▶ [DIRECTIVE]: Retype the material word for word.

▶ [TASK INPUT]:
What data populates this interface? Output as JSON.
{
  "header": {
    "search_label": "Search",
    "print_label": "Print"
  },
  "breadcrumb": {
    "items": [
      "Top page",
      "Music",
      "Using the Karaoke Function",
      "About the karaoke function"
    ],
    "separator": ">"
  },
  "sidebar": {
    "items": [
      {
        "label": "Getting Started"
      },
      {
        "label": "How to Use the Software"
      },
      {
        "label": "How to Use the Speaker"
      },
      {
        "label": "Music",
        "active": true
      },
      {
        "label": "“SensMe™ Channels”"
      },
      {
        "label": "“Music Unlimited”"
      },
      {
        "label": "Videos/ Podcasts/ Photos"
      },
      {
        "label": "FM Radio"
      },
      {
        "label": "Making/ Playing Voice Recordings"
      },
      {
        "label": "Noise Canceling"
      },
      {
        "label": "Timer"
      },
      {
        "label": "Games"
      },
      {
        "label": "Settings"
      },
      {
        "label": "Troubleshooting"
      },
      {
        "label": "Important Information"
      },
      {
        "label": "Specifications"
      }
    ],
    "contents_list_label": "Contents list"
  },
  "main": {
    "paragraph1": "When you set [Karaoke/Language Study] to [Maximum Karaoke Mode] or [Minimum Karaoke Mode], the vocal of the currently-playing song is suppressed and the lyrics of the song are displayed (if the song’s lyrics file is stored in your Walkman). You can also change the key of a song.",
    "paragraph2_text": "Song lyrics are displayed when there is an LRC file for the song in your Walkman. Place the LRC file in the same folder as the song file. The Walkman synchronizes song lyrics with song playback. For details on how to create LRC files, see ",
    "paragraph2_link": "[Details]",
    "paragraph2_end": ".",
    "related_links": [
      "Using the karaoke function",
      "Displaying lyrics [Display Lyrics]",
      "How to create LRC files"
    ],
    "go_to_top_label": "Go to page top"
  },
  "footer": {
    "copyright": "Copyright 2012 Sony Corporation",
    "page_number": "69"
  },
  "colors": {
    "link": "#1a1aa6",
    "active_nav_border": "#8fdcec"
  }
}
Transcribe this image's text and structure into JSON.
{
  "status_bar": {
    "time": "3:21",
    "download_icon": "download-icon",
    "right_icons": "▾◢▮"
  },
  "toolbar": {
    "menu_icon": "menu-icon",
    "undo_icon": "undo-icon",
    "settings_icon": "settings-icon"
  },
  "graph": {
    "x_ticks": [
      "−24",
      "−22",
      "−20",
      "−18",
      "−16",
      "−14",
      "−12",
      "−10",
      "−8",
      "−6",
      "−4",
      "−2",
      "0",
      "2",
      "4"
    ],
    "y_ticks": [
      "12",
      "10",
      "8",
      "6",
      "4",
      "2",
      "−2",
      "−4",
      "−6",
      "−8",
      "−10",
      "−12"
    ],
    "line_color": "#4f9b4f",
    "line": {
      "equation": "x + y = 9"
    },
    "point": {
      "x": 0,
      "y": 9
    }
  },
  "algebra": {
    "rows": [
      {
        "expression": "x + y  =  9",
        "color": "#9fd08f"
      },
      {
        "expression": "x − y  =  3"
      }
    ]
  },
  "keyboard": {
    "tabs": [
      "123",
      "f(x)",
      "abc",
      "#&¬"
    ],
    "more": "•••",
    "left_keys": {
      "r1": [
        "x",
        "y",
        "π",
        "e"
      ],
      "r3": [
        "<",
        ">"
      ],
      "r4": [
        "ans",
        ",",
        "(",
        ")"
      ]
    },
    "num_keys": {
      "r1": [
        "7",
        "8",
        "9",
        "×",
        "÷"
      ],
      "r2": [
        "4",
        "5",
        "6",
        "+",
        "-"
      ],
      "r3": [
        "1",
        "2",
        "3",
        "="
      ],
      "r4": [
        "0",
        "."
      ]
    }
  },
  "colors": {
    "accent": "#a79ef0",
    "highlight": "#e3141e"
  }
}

▶ [SOLUTION TO THIS TASK]:
What data populates this interface? Output as JSON.
{
  "header": {
    "search_label": "Search",
    "print_label": "Print"
  },
  "breadcrumb": {
    "items": [
      "Top page",
      "Music",
      "Using the Karaoke Function",
      "About the karaoke function"
    ],
    "separator": ">"
  },
  "sidebar": {
    "items": [
      {
        "label": "Getting Started"
      },
      {
        "label": "How to Use the Software"
      },
      {
        "label": "How to Use the Speaker"
      },
      {
        "label": "Music",
        "active": true
      },
      {
        "label": "“SensMe™ Channels”"
      },
      {
        "label": "“Music Unlimited”"
      },
      {
        "label": "Videos/ Podcasts/ Photos"
      },
      {
        "label": "FM Radio"
      },
      {
        "label": "Making/ Playing Voice Recordings"
      },
      {
        "label": "Noise Canceling"
      },
      {
        "label": "Timer"
      },
      {
        "label": "Games"
      },
      {
        "label": "Settings"
      },
      {
        "label": "Troubleshooting"
      },
      {
        "label": "Important Information"
      },
      {
        "label": "Specifications"
      }
    ],
    "contents_list_label": "Contents list"
  },
  "main": {
    "paragraph1": "When you set [Karaoke/Language Study] to [Maximum Karaoke Mode] or [Minimum Karaoke Mode], the vocal of the currently-playing song is suppressed and the lyrics of the song are displayed (if the song’s lyrics file is stored in your Walkman). You can also change the key of a song.",
    "paragraph2_text": "Song lyrics are displayed when there is an LRC file for the song in your Walkman. Place the LRC file in the same folder as the song file. The Walkman synchronizes song lyrics with song playback. For details on how to create LRC files, see ",
    "paragraph2_link": "[Details]",
    "paragraph2_end": ".",
    "related_links": [
      "Using the karaoke function",
      "Displaying lyrics [Display Lyrics]",
      "How to create LRC files"
    ],
    "go_to_top_label": "Go to page top"
  },
  "footer": {
    "copyright": "Copyright 2012 Sony Corporation",
    "page_number": "69"
  },
  "colors": {
    "link": "#1a1aa6",
    "active_nav_border": "#8fdcec"
  }
}
Transcribe this image's text and structure into JSON.
{
  "status_bar": {
    "time": "3:21",
    "download_icon": "download-icon",
    "right_icons": "▾◢▮"
  },
  "toolbar": {
    "menu_icon": "menu-icon",
    "undo_icon": "undo-icon",
    "settings_icon": "settings-icon"
  },
  "graph": {
    "x_ticks": [
      "−24",
      "−22",
      "−20",
      "−18",
      "−16",
      "−14",
      "−12",
      "−10",
      "−8",
      "−6",
      "−4",
      "−2",
      "0",
      "2",
      "4"
    ],
    "y_ticks": [
      "12",
      "10",
      "8",
      "6",
      "4",
      "2",
      "−2",
      "−4",
      "−6",
      "−8",
      "−10",
      "−12"
    ],
    "line_color": "#4f9b4f",
    "line": {
      "equation": "x + y = 9"
    },
    "point": {
      "x": 0,
      "y": 9
    }
  },
  "algebra": {
    "rows": [
      {
        "expression": "x + y  =  9",
        "color": "#9fd08f"
      },
      {
        "expression": "x − y  =  3"
      }
    ]
  },
  "keyboard": {
    "tabs": [
      "123",
      "f(x)",
      "abc",
      "#&¬"
    ],
    "more": "•••",
    "left_keys": {
      "r1": [
        "x",
        "y",
        "π",
        "e"
      ],
      "r3": [
        "<",
        ">"
      ],
      "r4": [
        "ans",
        ",",
        "(",
        ")"
      ]
    },
    "num_keys": {
      "r1": [
        "7",
        "8",
        "9",
        "×",
        "÷"
      ],
      "r2": [
        "4",
        "5",
        "6",
        "+",
        "-"
      ],
      "r3": [
        "1",
        "2",
        "3",
        "="
      ],
      "r4": [
        "0",
        "."
      ]
    }
  },
  "colors": {
    "accent": "#a79ef0",
    "highlight": "#e3141e"
  }
}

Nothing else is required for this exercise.